* Problem to solve:
The records that follow must be repeated verbatim, every one of them.

[START Stored rows]

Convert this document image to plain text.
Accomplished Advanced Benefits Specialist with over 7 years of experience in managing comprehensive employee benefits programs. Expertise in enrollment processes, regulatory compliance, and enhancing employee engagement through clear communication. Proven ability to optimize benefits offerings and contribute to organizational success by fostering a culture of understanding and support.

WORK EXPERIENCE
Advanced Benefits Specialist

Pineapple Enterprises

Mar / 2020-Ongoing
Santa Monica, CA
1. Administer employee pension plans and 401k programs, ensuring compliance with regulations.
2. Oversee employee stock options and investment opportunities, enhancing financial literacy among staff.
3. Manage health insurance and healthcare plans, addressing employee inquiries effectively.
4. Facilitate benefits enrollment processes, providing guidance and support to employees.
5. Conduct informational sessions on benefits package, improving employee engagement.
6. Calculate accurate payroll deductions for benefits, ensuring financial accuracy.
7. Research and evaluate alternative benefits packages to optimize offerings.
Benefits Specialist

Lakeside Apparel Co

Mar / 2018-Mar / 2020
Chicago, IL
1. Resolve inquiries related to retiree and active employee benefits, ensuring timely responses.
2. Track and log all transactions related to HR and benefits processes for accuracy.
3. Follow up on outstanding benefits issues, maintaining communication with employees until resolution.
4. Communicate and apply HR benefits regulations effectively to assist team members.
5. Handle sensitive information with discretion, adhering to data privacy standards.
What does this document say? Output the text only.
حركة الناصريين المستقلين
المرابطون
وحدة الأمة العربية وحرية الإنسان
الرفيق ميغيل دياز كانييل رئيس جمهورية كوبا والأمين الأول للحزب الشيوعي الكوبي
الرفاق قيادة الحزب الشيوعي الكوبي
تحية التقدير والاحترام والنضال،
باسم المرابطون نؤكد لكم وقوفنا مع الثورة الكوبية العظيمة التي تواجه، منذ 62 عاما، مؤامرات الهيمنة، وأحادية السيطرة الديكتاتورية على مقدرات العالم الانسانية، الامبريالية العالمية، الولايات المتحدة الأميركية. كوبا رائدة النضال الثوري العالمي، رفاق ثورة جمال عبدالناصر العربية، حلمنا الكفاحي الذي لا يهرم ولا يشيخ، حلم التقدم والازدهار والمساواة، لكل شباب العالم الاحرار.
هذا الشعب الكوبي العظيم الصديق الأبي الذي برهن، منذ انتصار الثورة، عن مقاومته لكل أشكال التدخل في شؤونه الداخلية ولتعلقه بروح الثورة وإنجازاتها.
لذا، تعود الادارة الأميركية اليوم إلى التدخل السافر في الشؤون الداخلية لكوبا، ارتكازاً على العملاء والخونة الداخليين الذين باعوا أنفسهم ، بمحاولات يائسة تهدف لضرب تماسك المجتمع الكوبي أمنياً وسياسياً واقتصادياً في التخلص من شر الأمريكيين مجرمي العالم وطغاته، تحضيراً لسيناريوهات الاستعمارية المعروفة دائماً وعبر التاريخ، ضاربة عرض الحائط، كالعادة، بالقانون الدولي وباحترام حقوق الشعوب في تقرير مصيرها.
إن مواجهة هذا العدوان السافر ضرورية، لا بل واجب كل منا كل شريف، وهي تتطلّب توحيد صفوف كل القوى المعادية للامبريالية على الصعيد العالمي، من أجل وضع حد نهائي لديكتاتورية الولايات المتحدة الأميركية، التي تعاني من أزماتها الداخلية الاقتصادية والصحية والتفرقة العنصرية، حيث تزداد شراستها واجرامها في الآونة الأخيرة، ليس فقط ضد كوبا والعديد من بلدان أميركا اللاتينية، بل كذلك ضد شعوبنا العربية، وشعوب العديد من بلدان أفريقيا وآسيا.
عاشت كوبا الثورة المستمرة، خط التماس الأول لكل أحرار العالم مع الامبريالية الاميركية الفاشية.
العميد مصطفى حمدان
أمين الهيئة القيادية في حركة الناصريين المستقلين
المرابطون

[END Stored rows]

* Result of this task:
Convert this document image to plain text.
Accomplished Advanced Benefits Specialist with over 7 years of experience in managing comprehensive employee benefits programs. Expertise in enrollment processes, regulatory compliance, and enhancing employee engagement through clear communication. Proven ability to optimize benefits offerings and contribute to organizational success by fostering a culture of understanding and support.

WORK EXPERIENCE
Advanced Benefits Specialist

Pineapple Enterprises

Mar / 2020-Ongoing
Santa Monica, CA
1. Administer employee pension plans and 401k programs, ensuring compliance with regulations.
2. Oversee employee stock options and investment opportunities, enhancing financial literacy among staff.
3. Manage health insurance and healthcare plans, addressing employee inquiries effectively.
4. Facilitate benefits enrollment processes, providing guidance and support to employees.
5. Conduct informational sessions on benefits package, improving employee engagement.
6. Calculate accurate payroll deductions for benefits, ensuring financial accuracy.
7. Research and evaluate alternative benefits packages to optimize offerings.
Benefits Specialist

Lakeside Apparel Co

Mar / 2018-Mar / 2020
Chicago, IL
1. Resolve inquiries related to retiree and active employee benefits, ensuring timely responses.
2. Track and log all transactions related to HR and benefits processes for accuracy.
3. Follow up on outstanding benefits issues, maintaining communication with employees until resolution.
4. Communicate and apply HR benefits regulations effectively to assist team members.
5. Handle sensitive information with discretion, adhering to data privacy standards.
What does this document say? Output the text only.
حركة الناصريين المستقلين
المرابطون
وحدة الأمة العربية وحرية الإنسان
الرفيق ميغيل دياز كانييل رئيس جمهورية كوبا والأمين الأول للحزب الشيوعي الكوبي
الرفاق قيادة الحزب الشيوعي الكوبي
تحية التقدير والاحترام والنضال،
باسم المرابطون نؤكد لكم وقوفنا مع الثورة الكوبية العظيمة التي تواجه، منذ 62 عاما، مؤامرات الهيمنة، وأحادية السيطرة الديكتاتورية على مقدرات العالم الانسانية، الامبريالية العالمية، الولايات المتحدة الأميركية. كوبا رائدة النضال الثوري العالمي، رفاق ثورة جمال عبدالناصر العربية، حلمنا الكفاحي الذي لا يهرم ولا يشيخ، حلم التقدم والازدهار والمساواة، لكل شباب العالم الاحرار.
هذا الشعب الكوبي العظيم الصديق الأبي الذي برهن، منذ انتصار الثورة، عن مقاومته لكل أشكال التدخل في شؤونه الداخلية ولتعلقه بروح الثورة وإنجازاتها.
لذا، تعود الادارة الأميركية اليوم إلى التدخل السافر في الشؤون الداخلية لكوبا، ارتكازاً على العملاء والخونة الداخليين الذين باعوا أنفسهم ، بمحاولات يائسة تهدف لضرب تماسك المجتمع الكوبي أمنياً وسياسياً واقتصادياً في التخلص من شر الأمريكيين مجرمي العالم وطغاته، تحضيراً لسيناريوهات الاستعمارية المعروفة دائماً وعبر التاريخ، ضاربة عرض الحائط، كالعادة، بالقانون الدولي وباحترام حقوق الشعوب في تقرير مصيرها.
إن مواجهة هذا العدوان السافر ضرورية، لا بل واجب كل منا كل شريف، وهي تتطلّب توحيد صفوف كل القوى المعادية للامبريالية على الصعيد العالمي، من أجل وضع حد نهائي لديكتاتورية الولايات المتحدة الأميركية، التي تعاني من أزماتها الداخلية الاقتصادية والصحية والتفرقة العنصرية، حيث تزداد شراستها واجرامها في الآونة الأخيرة، ليس فقط ضد كوبا والعديد من بلدان أميركا اللاتينية، بل كذلك ضد شعوبنا العربية، وشعوب العديد من بلدان أفريقيا وآسيا.
عاشت كوبا الثورة المستمرة، خط التماس الأول لكل أحرار العالم مع الامبريالية الاميركية الفاشية.
العميد مصطفى حمدان
أمين الهيئة القيادية في حركة الناصريين المستقلين
المرابطون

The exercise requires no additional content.